**Work to do:** Find each line in the following listing that has the string "запросов", then state the count and nothing else.

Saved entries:
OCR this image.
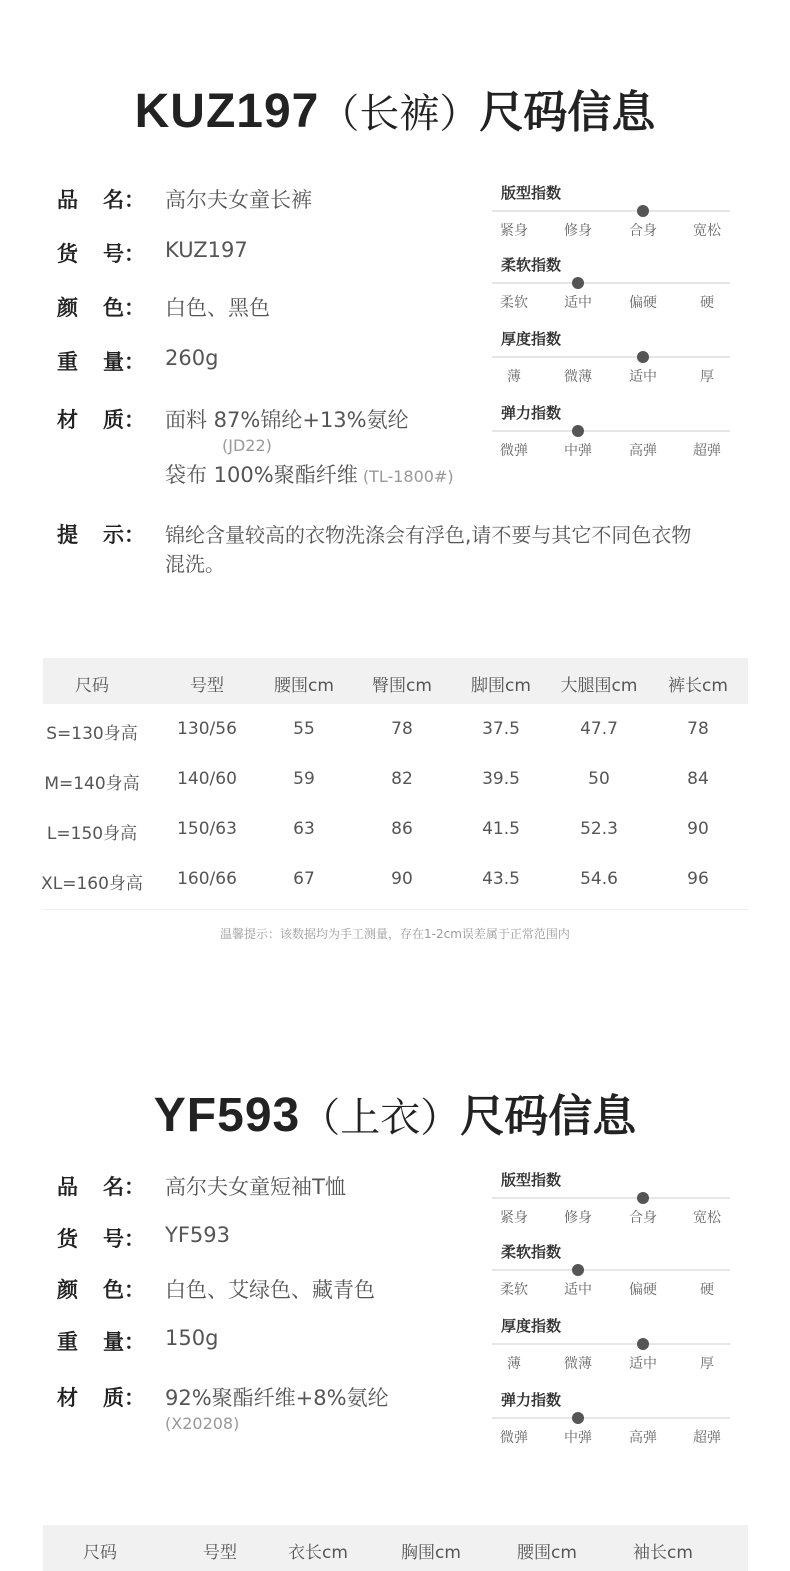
KUZ197（长裤）尺码信息
品 名： 高尔夫女童长裤
货 号： KUZ197
颜 色： 白色、黑色
重 量： 260g
材 质： 面料 87%锦纶+13%氨纶
(JD22)
袋布 100%聚酯纤维 (TL-1800#)
提 示：	锦纶含量较高的衣物洗涤会有浮色,请不要与其它不同色衣物
混洗。
版型指数
紧身	修身	合身	宽松
柔软指数
柔软	适中	偏硬	硬
厚度指数
薄	微薄	适中	厚
弹力指数
微弹	中弹	高弹	超弹
尺码	号型	腰围cm 臀围cm 脚围cm 大腿围cm 裤长cm
S=130身高 130/56	55	78	37.5	47.7	78
M=140身高 140/60	59	82	39.5	50	84
L=150身高 150/63	63	86	41.5	52.3	90
XL=160身高 160/66	67	90	43.5	54.6	96
温馨提示：该数据均为手工测量，存在1-2cm误差属于正常范围内
YF593（上衣）尺码信息
品 名： 高尔夫女童短袖T恤
货 号： YF593
颜 色： 白色、艾绿色、藏青色
重 量： 150g
材 质： 92%聚酯纤维+8%氨纶
(X20208)
版型指数
紧身	修身	合身	宽松
柔软指数
柔软	适中	偏硬	硬
厚度指数
薄	微薄	适中	厚
弹力指数
微弹	中弹	高弹	超弹
尺码	号型	衣长cm	胸围cm	腰围cm	袖长cm
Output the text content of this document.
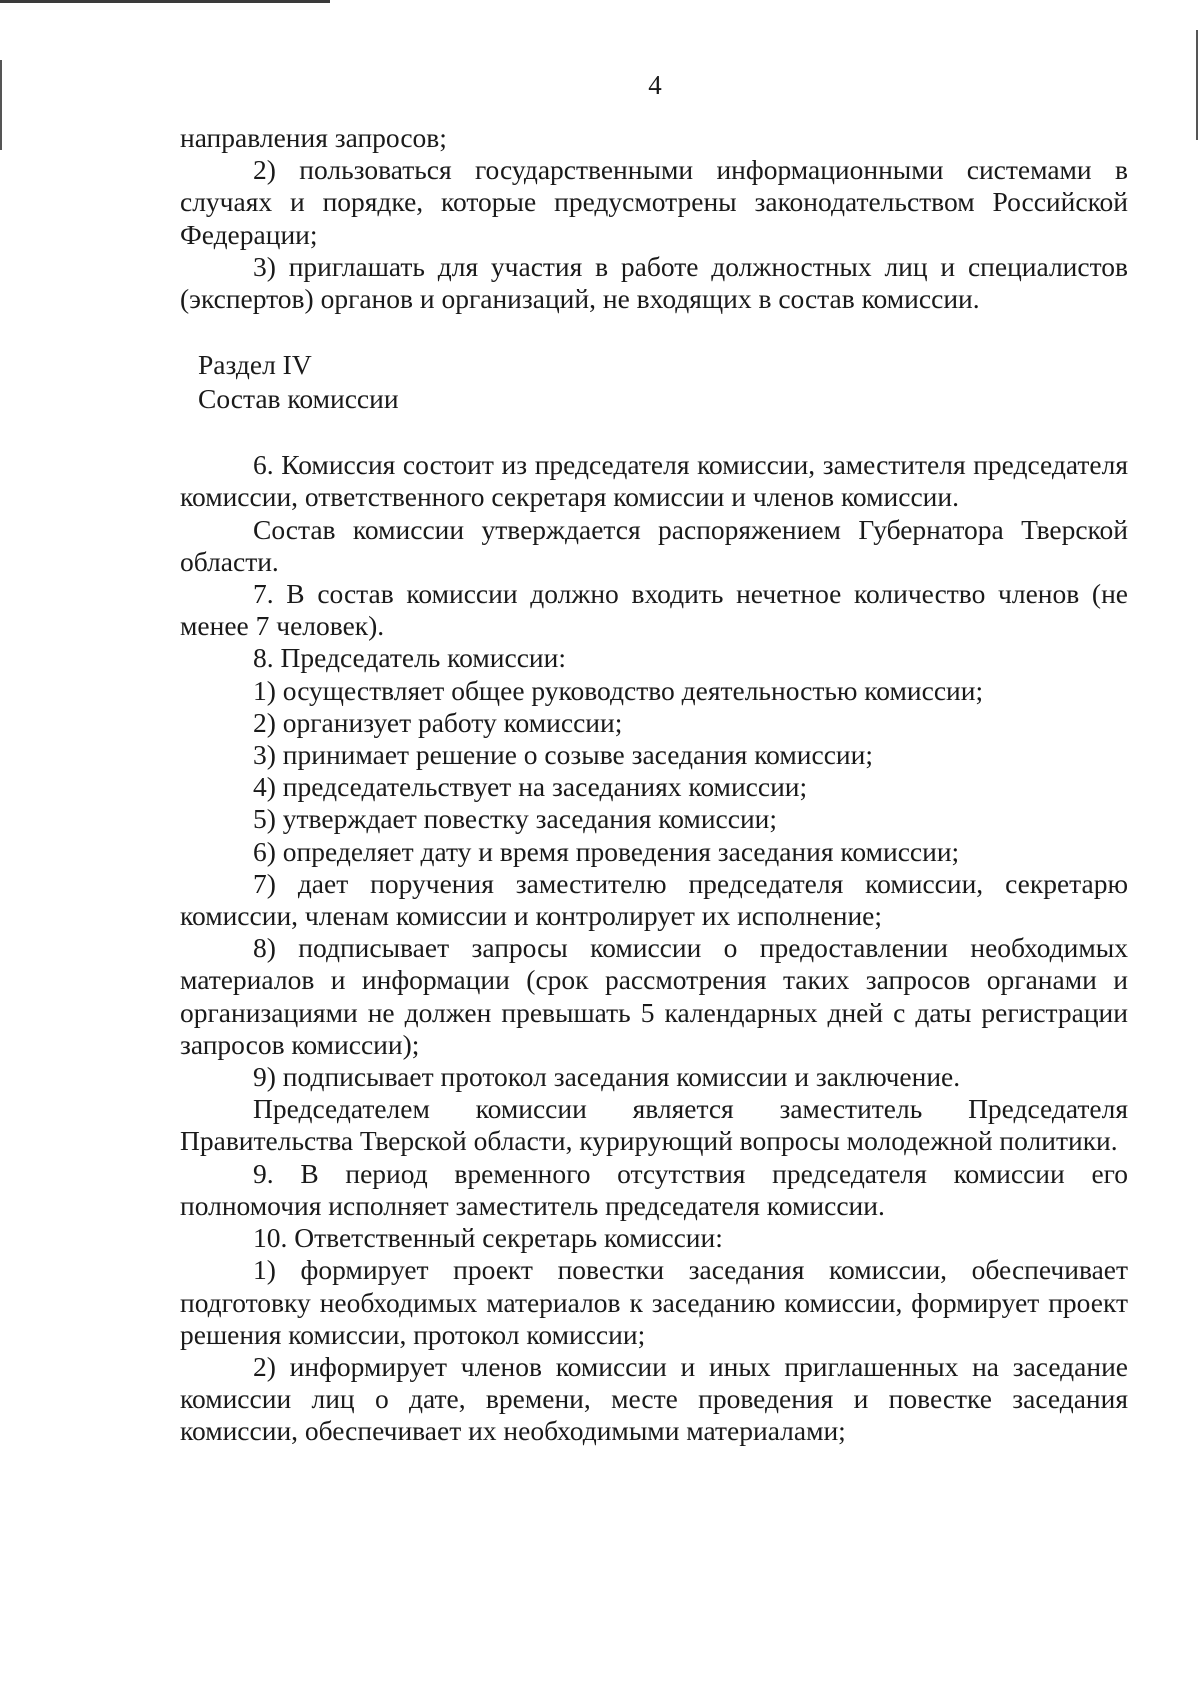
4

направления запросов;

2) пользоваться государственными информационными системами в случаях и порядке, которые предусмотрены законодательством Российской Федерации;

3) приглашать для участия в работе должностных лиц и специалистов (экспертов) органов и организаций, не входящих в состав комиссии.

Раздел IV

Состав комиссии

6. Комиссия состоит из председателя комиссии, заместителя председателя комиссии, ответственного секретаря комиссии и членов комиссии.

Состав комиссии утверждается распоряжением Губернатора Тверской области.

7. В состав комиссии должно входить нечетное количество членов (не менее 7 человек).

8. Председатель комиссии:

1) осуществляет общее руководство деятельностью комиссии;

2) организует работу комиссии;

3) принимает решение о созыве заседания комиссии;

4) председательствует на заседаниях комиссии;

5) утверждает повестку заседания комиссии;

6) определяет дату и время проведения заседания комиссии;

7) дает поручения заместителю председателя комиссии, секретарю комиссии, членам комиссии и контролирует их исполнение;

8) подписывает запросы комиссии о предоставлении необходимых материалов и информации (срок рассмотрения таких запросов органами и организациями не должен превышать 5 календарных дней с даты регистрации запросов комиссии);

9) подписывает протокол заседания комиссии и заключение.

Председателем комиссии является заместитель Председателя Правительства Тверской области, курирующий вопросы молодежной политики.

9. В период временного отсутствия председателя комиссии его полномочия исполняет заместитель председателя комиссии.

10. Ответственный секретарь комиссии:

1) формирует проект повестки заседания комиссии, обеспечивает подготовку необходимых материалов к заседанию комиссии, формирует проект решения комиссии, протокол комиссии;

2) информирует членов комиссии и иных приглашенных на заседание комиссии лиц о дате, времени, месте проведения и повестке заседания комиссии, обеспечивает их необходимыми материалами;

**Response below:** 2